Énoncé a
Recopiez mot pour mot le passage du texte sur le droit au logement qui s'ouvre sur les mots « Les deux premiers » et se clôt sur « mode d’habitation (b). ».

Texte proposé
════════
L’article 1er de la loi n° 89-462 du 6 juillet 1989, modifié par la loi n° 2002-73, se compose de 5 alinéas. En écartant l’alinéa 4, qui régit l’hypothèse de litige relatif à l’application de l’alinéa 3, cet article se compose de deux parties : la première partie indique la qualification du droit au logement (1), la seconde partie fixe les modalités de la mise en œuvre de ce droit (2).

1.- La qualification du droit au logement

Les deux premiers alinéas de l’article commenté qualifient le droit au logement, en dessinant ses contours. La portée descriptive de ces textes se déduit d’ailleurs des verbes employés : le droit au logement est un droit fondamental, et son exercice implique la liberté de choix pour toute personne de son mode d’habitation. L’alinéa premier définit donc la nature du droit au logement, qui est qualifié de droit fondamental (a), tandis que le deuxième alinéa en indique le contenu, qui consiste en la liberté de choix du mode d’habitation (b).

a.- La nature du droit au logement : un droit fondamental

Le premier alinéa de l’article 1er de la loi du 6 juillet 1989 contient le principe majeur affirmé par cette loi. La loi du 22 juin 1982 avait énoncé l’existence d’un droit à l’habitat comportant une faculté de choix pour les personnes en matière de logement, à la fois quant à la nature et quant à la localisation de celui-ci ; la loi du 23 décembre 1986 avait effacé cette affirmation au contenu considéré trop flou ; celle de 1989 est venue réaffirmer cette idée. La portée de ce droit au logement est toutefois difficile à cerner. Les auteurs y ont vu une « règle sans portée » (Christian Atias), une « promesse fallacieuse » (Gérard Cornu), voire un « faux droit » (Jean Carbonnier). En effet, le fait que le droit objectif reconnaisse un droit au logement ne signifie pas que les particuliers se voient attribuer un droit subjectif d’avoir un logement. La portée de la qualification du droit au logement de droit fondamental concerne avant tout le législateur et les interprètes du texte : la possibilité pour toute personne de disposer d’un logement décent est qualifiée par le Conseil constitutionnel « d’objectif à valeur constitutionnelle », ce qui fait obstacle à toute éventuelle tentation du législateur de revenir en arrière. Toutefois, cela ne demeure qu’un objectif. Dans une ordonnance adoptée le 10 février 2012, le Conseil d’État a par exemple reconnu que le droit à l’hébergement d’urgence est une liberté fondamentale dont on peut se prévaloir dans le cadre d’un référé liberté, mais il a par la même occasion affirmé que l’État n’a qu’une obligation de moyens en la matière.
════════
Données fournies
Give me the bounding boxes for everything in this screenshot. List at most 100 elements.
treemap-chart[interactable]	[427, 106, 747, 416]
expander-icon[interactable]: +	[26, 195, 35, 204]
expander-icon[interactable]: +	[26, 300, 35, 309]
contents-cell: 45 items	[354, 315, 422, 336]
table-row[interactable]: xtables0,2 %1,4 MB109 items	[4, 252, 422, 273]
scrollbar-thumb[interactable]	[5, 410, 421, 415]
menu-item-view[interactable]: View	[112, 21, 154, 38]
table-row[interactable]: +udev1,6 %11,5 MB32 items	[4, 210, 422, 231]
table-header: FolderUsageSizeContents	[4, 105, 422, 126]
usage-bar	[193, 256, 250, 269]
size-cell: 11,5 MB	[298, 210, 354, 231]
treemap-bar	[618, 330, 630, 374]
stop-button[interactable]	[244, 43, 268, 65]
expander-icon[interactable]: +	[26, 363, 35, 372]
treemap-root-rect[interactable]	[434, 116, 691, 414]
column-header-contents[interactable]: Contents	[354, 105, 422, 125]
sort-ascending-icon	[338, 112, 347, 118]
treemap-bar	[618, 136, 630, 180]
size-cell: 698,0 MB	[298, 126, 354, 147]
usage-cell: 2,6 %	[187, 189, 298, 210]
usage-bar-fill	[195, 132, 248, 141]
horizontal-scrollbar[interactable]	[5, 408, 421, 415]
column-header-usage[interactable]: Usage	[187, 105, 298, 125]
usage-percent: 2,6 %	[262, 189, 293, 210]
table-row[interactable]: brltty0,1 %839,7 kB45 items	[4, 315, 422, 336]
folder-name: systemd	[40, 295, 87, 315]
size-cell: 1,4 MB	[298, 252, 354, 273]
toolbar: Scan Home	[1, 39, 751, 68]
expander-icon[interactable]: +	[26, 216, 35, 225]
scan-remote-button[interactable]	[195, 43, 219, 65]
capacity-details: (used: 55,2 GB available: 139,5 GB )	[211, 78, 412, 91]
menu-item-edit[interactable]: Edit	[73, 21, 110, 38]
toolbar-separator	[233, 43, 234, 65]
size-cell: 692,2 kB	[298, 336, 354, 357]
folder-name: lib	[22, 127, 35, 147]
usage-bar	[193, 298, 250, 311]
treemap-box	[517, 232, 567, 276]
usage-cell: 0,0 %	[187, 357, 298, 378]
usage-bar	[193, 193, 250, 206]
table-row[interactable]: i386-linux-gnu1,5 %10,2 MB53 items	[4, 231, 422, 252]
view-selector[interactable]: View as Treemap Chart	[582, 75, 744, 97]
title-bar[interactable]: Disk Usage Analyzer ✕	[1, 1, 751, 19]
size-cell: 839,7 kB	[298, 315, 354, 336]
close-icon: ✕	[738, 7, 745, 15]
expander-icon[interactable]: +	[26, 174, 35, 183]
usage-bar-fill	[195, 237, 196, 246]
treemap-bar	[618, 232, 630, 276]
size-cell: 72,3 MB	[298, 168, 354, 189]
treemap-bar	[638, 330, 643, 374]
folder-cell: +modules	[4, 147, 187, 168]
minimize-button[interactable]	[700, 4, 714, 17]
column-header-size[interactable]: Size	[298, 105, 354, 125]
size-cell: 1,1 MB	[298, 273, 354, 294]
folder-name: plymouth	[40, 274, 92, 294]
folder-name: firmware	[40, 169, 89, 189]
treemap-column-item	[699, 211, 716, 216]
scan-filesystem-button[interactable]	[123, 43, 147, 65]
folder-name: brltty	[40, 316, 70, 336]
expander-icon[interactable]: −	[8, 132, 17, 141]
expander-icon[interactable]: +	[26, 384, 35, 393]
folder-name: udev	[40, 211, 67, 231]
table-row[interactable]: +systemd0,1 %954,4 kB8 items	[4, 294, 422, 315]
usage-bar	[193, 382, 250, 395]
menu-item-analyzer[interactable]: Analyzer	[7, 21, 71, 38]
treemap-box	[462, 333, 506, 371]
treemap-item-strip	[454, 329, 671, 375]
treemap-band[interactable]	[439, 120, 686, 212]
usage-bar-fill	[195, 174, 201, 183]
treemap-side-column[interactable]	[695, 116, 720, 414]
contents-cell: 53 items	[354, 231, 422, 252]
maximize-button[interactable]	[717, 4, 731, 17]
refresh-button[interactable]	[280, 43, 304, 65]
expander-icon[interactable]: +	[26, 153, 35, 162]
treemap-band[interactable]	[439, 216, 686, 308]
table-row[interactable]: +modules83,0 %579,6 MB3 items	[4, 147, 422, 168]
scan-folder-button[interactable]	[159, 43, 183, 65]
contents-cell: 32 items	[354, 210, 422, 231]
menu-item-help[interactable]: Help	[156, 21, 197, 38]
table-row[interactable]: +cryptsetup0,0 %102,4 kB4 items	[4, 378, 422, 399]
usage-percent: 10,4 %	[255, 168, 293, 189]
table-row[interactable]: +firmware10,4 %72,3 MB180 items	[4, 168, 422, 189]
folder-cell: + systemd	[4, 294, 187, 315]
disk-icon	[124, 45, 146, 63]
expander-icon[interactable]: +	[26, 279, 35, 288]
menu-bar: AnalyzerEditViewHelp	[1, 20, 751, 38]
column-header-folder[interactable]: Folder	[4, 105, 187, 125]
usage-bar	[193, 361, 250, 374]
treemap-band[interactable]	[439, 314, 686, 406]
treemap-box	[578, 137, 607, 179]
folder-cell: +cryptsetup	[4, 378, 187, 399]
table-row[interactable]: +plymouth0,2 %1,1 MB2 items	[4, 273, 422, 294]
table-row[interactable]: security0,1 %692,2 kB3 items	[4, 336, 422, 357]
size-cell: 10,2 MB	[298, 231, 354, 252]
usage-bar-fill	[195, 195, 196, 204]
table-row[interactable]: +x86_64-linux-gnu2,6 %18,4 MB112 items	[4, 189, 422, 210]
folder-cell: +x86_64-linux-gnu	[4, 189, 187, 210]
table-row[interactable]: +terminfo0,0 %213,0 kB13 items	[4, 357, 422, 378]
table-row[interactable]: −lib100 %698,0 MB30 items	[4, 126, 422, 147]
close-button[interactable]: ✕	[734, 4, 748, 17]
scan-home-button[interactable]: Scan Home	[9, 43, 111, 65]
════════
Énoncé b
Modifiez les enregistrements en remplaçant « expander-icon » par « toggle-icon », sans rien changer d'autre. Ne redonnez que les lignes allant du début des enregistrements jusqu'à la ligne contenant « 189, 293, 210] », celle-ci comprise.

Bonne réponse a
Les deux premiers alinéas de l’article commenté qualifient le droit au logement, en dessinant ses contours. La portée descriptive de ces textes se déduit d’ailleurs des verbes employés : le droit au logement est un droit fondamental, et son exercice implique la liberté de choix pour toute personne de son mode d’habitation. L’alinéa premier définit donc la nature du droit au logement, qui est qualifié de droit fondamental (a), tandis que le deuxième alinéa en indique le contenu, qui consiste en la liberté de choix du mode d’habitation (b).

Bonne réponse b
Give me the bounding boxes for everything in this screenshot. List at most 100 elements.
treemap-chart[interactable]	[427, 106, 747, 416]
toggle-icon[interactable]: +	[26, 195, 35, 204]
toggle-icon[interactable]: +	[26, 300, 35, 309]
contents-cell: 45 items	[354, 315, 422, 336]
table-row[interactable]: xtables0,2 %1,4 MB109 items	[4, 252, 422, 273]
scrollbar-thumb[interactable]	[5, 410, 421, 415]
menu-item-view[interactable]: View	[112, 21, 154, 38]
table-row[interactable]: +udev1,6 %11,5 MB32 items	[4, 210, 422, 231]
table-header: FolderUsageSizeContents	[4, 105, 422, 126]
usage-bar	[193, 256, 250, 269]
size-cell: 11,5 MB	[298, 210, 354, 231]
treemap-bar	[618, 330, 630, 374]
stop-button[interactable]	[244, 43, 268, 65]
toggle-icon[interactable]: +	[26, 363, 35, 372]
treemap-root-rect[interactable]	[434, 116, 691, 414]
column-header-contents[interactable]: Contents	[354, 105, 422, 125]
sort-ascending-icon	[338, 112, 347, 118]
treemap-bar	[618, 136, 630, 180]
size-cell: 698,0 MB	[298, 126, 354, 147]
usage-cell: 2,6 %	[187, 189, 298, 210]
usage-bar-fill	[195, 132, 248, 141]
horizontal-scrollbar[interactable]	[5, 408, 421, 415]
column-header-usage[interactable]: Usage	[187, 105, 298, 125]
usage-percent: 2,6 %	[262, 189, 293, 210]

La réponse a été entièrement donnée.